Below are records. Copy every line with "управлению" in it.

(Stored records)
#####
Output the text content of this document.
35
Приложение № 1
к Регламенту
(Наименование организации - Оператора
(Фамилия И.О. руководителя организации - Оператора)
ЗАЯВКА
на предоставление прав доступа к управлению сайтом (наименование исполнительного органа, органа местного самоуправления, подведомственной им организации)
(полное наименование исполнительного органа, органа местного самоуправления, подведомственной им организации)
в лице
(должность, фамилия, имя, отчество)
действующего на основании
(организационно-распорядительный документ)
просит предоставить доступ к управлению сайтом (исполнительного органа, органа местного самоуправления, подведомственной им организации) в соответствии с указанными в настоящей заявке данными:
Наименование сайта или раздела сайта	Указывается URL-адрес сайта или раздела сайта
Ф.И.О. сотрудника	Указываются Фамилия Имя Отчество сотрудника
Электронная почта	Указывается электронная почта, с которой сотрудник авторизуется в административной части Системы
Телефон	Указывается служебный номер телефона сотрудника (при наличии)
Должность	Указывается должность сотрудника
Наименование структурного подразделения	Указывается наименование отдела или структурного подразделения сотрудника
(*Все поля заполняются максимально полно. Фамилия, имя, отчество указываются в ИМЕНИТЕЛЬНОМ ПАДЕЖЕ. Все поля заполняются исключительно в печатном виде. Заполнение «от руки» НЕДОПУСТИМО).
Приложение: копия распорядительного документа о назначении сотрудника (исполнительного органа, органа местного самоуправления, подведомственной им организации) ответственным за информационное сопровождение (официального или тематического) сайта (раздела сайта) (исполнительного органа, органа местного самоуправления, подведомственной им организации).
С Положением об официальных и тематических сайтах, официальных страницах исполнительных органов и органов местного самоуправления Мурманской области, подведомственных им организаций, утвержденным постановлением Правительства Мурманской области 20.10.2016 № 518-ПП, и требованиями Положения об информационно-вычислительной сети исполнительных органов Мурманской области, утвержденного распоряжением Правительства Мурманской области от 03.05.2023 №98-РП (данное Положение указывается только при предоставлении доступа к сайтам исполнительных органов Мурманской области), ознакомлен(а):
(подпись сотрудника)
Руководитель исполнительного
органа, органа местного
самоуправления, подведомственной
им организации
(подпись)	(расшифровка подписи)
#####
# Correct result
на предоставление прав доступа к управлению сайтом (наименование исполнительного органа, органа местного самоуправления, подведомственной им организации)
просит предоставить доступ к управлению сайтом (исполнительного органа, органа местного самоуправления, подведомственной им организации) в соответствии с указанными в настоящей заявке данными:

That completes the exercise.